- TASK INSTRUCTIONS:
The listing below should be printed exactly, every line of it. Skip the pictures.

- DATA PROVIDED:
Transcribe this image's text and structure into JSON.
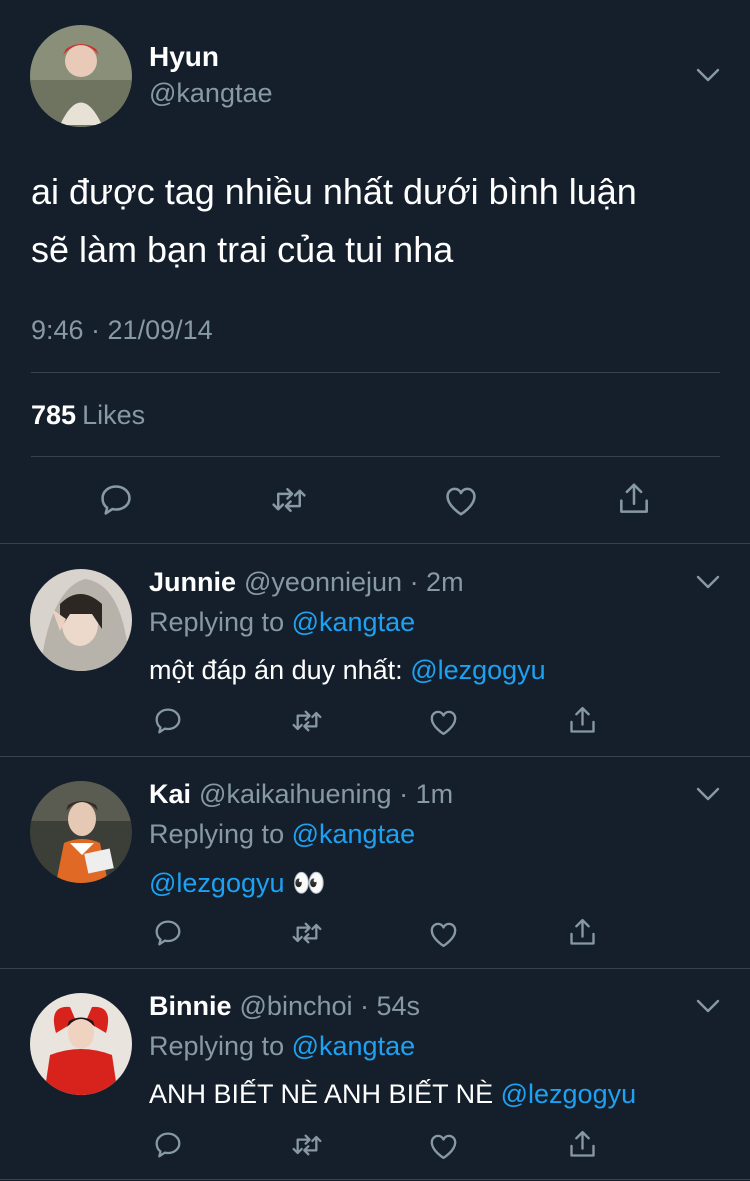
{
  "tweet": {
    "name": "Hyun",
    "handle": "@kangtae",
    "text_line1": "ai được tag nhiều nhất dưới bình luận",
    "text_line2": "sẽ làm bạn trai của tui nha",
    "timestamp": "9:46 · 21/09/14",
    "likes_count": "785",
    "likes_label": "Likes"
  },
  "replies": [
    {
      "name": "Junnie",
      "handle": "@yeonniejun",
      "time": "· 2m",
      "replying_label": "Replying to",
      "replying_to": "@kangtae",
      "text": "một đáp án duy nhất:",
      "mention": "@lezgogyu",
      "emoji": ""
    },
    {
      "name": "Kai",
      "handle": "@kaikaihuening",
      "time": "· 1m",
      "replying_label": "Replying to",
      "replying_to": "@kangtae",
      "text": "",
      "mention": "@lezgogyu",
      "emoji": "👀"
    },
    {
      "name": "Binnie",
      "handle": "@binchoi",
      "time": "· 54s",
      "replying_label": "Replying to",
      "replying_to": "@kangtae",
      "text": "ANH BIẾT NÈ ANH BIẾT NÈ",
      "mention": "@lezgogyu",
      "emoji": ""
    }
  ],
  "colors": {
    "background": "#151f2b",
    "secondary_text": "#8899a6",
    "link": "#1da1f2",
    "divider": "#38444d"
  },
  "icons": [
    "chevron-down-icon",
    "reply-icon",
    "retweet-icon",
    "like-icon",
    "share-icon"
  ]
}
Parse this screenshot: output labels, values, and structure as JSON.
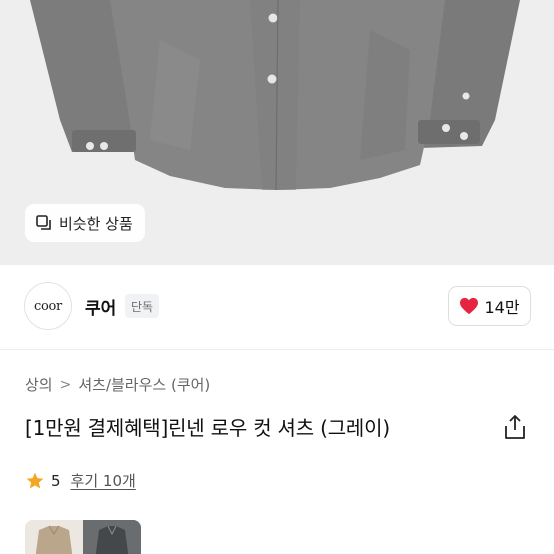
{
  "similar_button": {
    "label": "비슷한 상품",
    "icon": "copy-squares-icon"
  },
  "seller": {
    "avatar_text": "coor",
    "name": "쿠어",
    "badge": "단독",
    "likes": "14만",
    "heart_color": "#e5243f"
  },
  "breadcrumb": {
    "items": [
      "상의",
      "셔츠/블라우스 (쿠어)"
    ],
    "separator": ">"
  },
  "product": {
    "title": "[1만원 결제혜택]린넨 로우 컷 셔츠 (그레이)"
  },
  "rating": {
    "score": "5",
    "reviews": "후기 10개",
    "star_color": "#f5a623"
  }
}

- FULL RESPONSE:
Transcribe this image's text and structure into JSON.
{
  "tweet": {
    "name": "Hyun",
    "handle": "@kangtae",
    "text_line1": "ai được tag nhiều nhất dưới bình luận",
    "text_line2": "sẽ làm bạn trai của tui nha",
    "timestamp": "9:46 · 21/09/14",
    "likes_count": "785",
    "likes_label": "Likes"
  },
  "replies": [
    {
      "name": "Junnie",
      "handle": "@yeonniejun",
      "time": "· 2m",
      "replying_label": "Replying to",
      "replying_to": "@kangtae",
      "text": "một đáp án duy nhất:",
      "mention": "@lezgogyu",
      "emoji": ""
    },
    {
      "name": "Kai",
      "handle": "@kaikaihuening",
      "time": "· 1m",
      "replying_label": "Replying to",
      "replying_to": "@kangtae",
      "text": "",
      "mention": "@lezgogyu",
      "emoji": "👀"
    },
    {
      "name": "Binnie",
      "handle": "@binchoi",
      "time": "· 54s",
      "replying_label": "Replying to",
      "replying_to": "@kangtae",
      "text": "ANH BIẾT NÈ ANH BIẾT NÈ",
      "mention": "@lezgogyu",
      "emoji": ""
    }
  ],
  "colors": {
    "background": "#151f2b",
    "secondary_text": "#8899a6",
    "link": "#1da1f2",
    "divider": "#38444d"
  },
  "icons": [
    "chevron-down-icon",
    "reply-icon",
    "retweet-icon",
    "like-icon",
    "share-icon"
  ]
}
Parse this screenshot: output labels, values, and structure as JSON.
{
  "similar_button": {
    "label": "비슷한 상품",
    "icon": "copy-squares-icon"
  },
  "seller": {
    "avatar_text": "coor",
    "name": "쿠어",
    "badge": "단독",
    "likes": "14만",
    "heart_color": "#e5243f"
  },
  "breadcrumb": {
    "items": [
      "상의",
      "셔츠/블라우스 (쿠어)"
    ],
    "separator": ">"
  },
  "product": {
    "title": "[1만원 결제혜택]린넨 로우 컷 셔츠 (그레이)"
  },
  "rating": {
    "score": "5",
    "reviews": "후기 10개",
    "star_color": "#f5a623"
  }
}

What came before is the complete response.